= Directions for this task =
Please convert the part of the items that opens with the line containing "bullet-icon: • [50,197,62,240]" and closes with the line containing "bullet-item-1: • Power" into a JSON list of strings, one string per line, leaving out any blank lines.

(Element-and-box listings)
-.-.-

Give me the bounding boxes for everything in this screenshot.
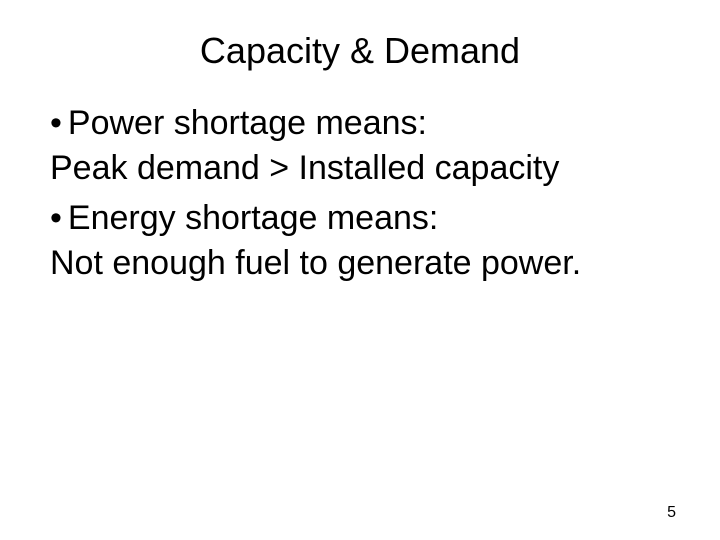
bullet-icon: • [50,197,62,240]
continuation-text-1: Peak demand > Installed capacity [50,147,680,190]
slide-title: Capacity & Demand [40,30,680,72]
bullet-text-1: Power shortage means: [68,102,427,145]
bullet-text-2: Energy shortage means: [68,197,438,240]
bullet-item-1: • Power shortage means: [50,102,680,145]
page-number: 5 [667,504,676,522]
bullet-icon: • [50,102,62,145]
bullet-item-2: • Energy shortage means: [50,197,680,240]
slide-content: • Power shortage means: Peak demand > In… [40,102,680,284]
continuation-text-2: Not enough fuel to generate power. [50,242,680,285]
slide-container: Capacity & Demand • Power shortage means… [0,0,720,540]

-.-.-

= Final answer =
[
  "bullet-icon: • [50,197,62,240]",
  "continuation-text-1: Peak demand > Installed capacity [50,147,680,190]",
  "slide-title: Capacity & Demand [40,30,680,72]",
  "bullet-text-1: Power shortage means: [68,102,427,145]",
  "bullet-text-2: Energy shortage means: [68,197,438,240]",
  "bullet-item-1: • Power shortage means: [50,102,680,145]"
]